§ **WHAT TO WORK ON**
Print the entries below word for word; the pictures stay out of your copy.

(Extracts from a graphics dataset)

• • •

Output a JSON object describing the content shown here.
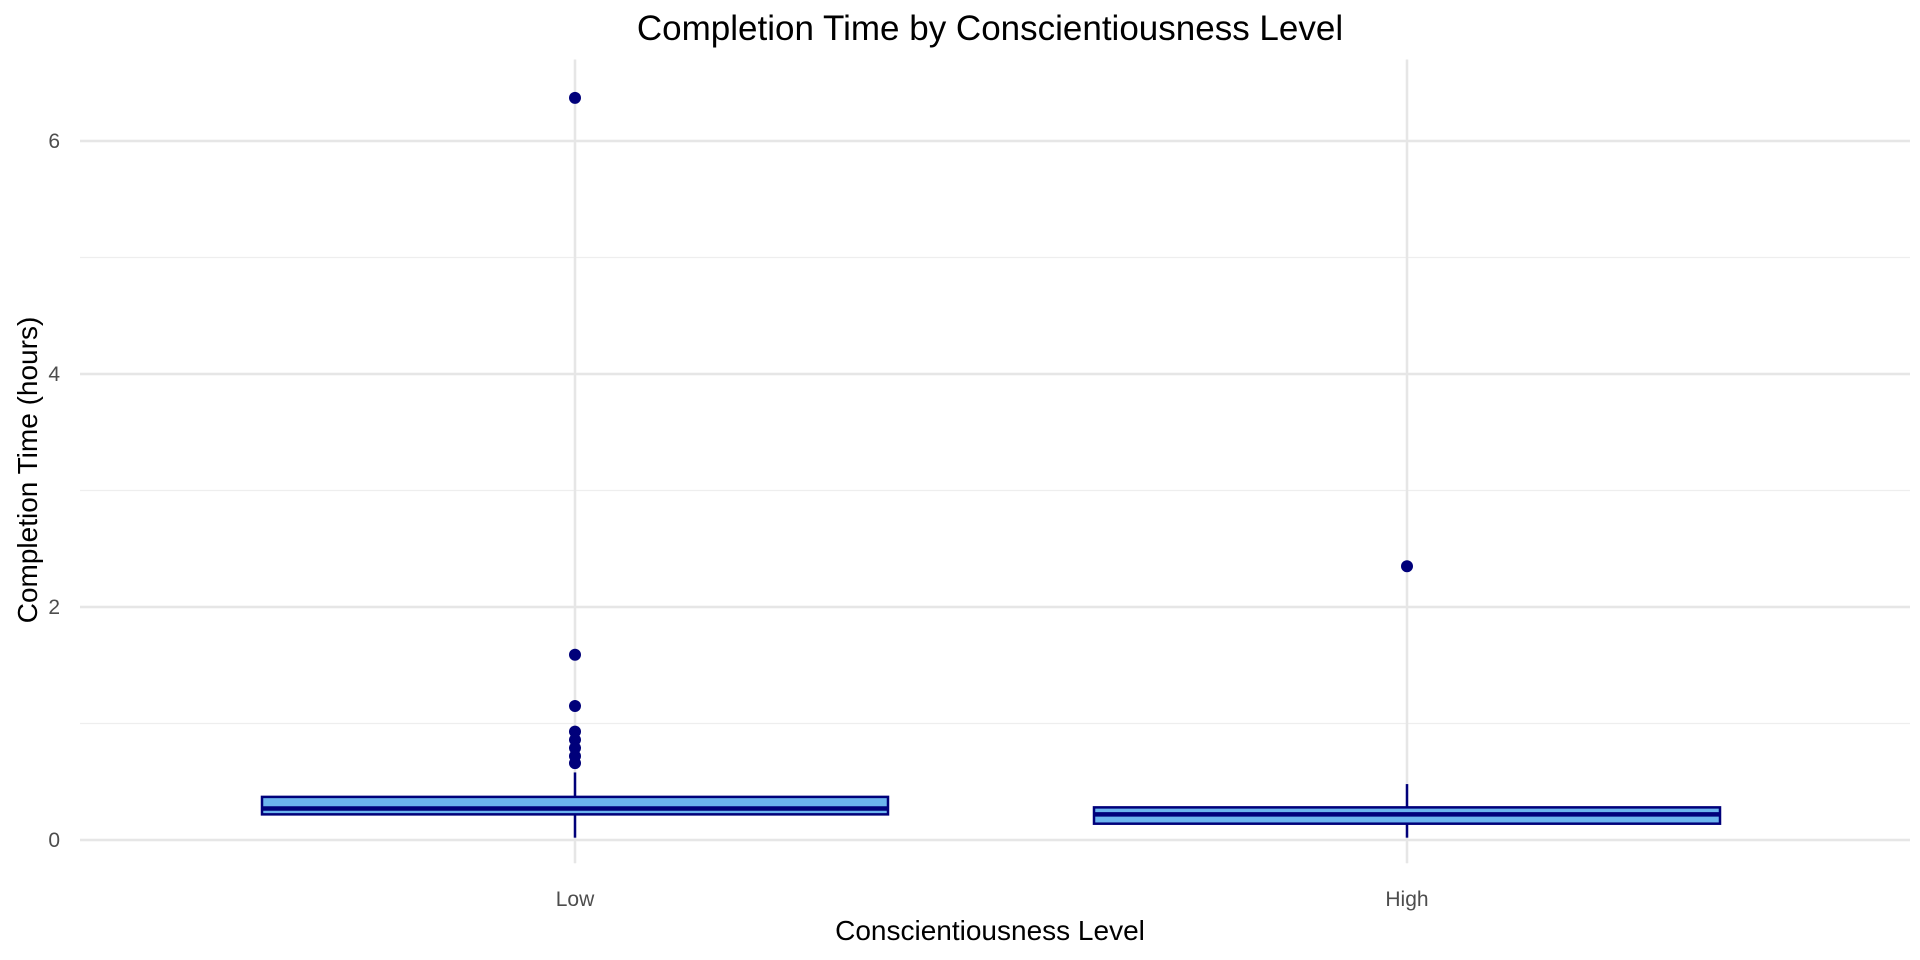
{
  "chart_data": {
    "type": "box",
    "title": "Completion Time by Conscientiousness Level",
    "xlabel": "Conscientiousness Level",
    "ylabel": "Completion Time (hours)",
    "categories": [
      "Low",
      "High"
    ],
    "ylim": [
      -0.2,
      6.7
    ],
    "yticks": [
      0,
      2,
      4,
      6
    ],
    "yticks_minor": [
      1,
      3,
      5
    ],
    "grid": true,
    "boxes": [
      {
        "category": "Low",
        "min": 0.02,
        "q1": 0.22,
        "median": 0.27,
        "q3": 0.37,
        "max": 0.58,
        "outliers": [
          6.37,
          1.59,
          1.15,
          0.93,
          0.86,
          0.79,
          0.72,
          0.66
        ]
      },
      {
        "category": "High",
        "min": 0.02,
        "q1": 0.14,
        "median": 0.22,
        "q3": 0.28,
        "max": 0.48,
        "outliers": [
          2.35
        ]
      }
    ],
    "colors": {
      "box_fill": "#6CB4EE",
      "box_stroke": "#00007A",
      "outlier": "#00007A",
      "grid_major": "#e6e6e6",
      "grid_minor": "#eeeeee",
      "tick_text": "#4d4d4d"
    }
  }
}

• • •

§ **TASK RESULT**
Output a JSON object describing the content shown here.
{
  "chart_data": {
    "type": "box",
    "title": "Completion Time by Conscientiousness Level",
    "xlabel": "Conscientiousness Level",
    "ylabel": "Completion Time (hours)",
    "categories": [
      "Low",
      "High"
    ],
    "ylim": [
      -0.2,
      6.7
    ],
    "yticks": [
      0,
      2,
      4,
      6
    ],
    "yticks_minor": [
      1,
      3,
      5
    ],
    "grid": true,
    "boxes": [
      {
        "category": "Low",
        "min": 0.02,
        "q1": 0.22,
        "median": 0.27,
        "q3": 0.37,
        "max": 0.58,
        "outliers": [
          6.37,
          1.59,
          1.15,
          0.93,
          0.86,
          0.79,
          0.72,
          0.66
        ]
      },
      {
        "category": "High",
        "min": 0.02,
        "q1": 0.14,
        "median": 0.22,
        "q3": 0.28,
        "max": 0.48,
        "outliers": [
          2.35
        ]
      }
    ],
    "colors": {
      "box_fill": "#6CB4EE",
      "box_stroke": "#00007A",
      "outlier": "#00007A",
      "grid_major": "#e6e6e6",
      "grid_minor": "#eeeeee",
      "tick_text": "#4d4d4d"
    }
  }
}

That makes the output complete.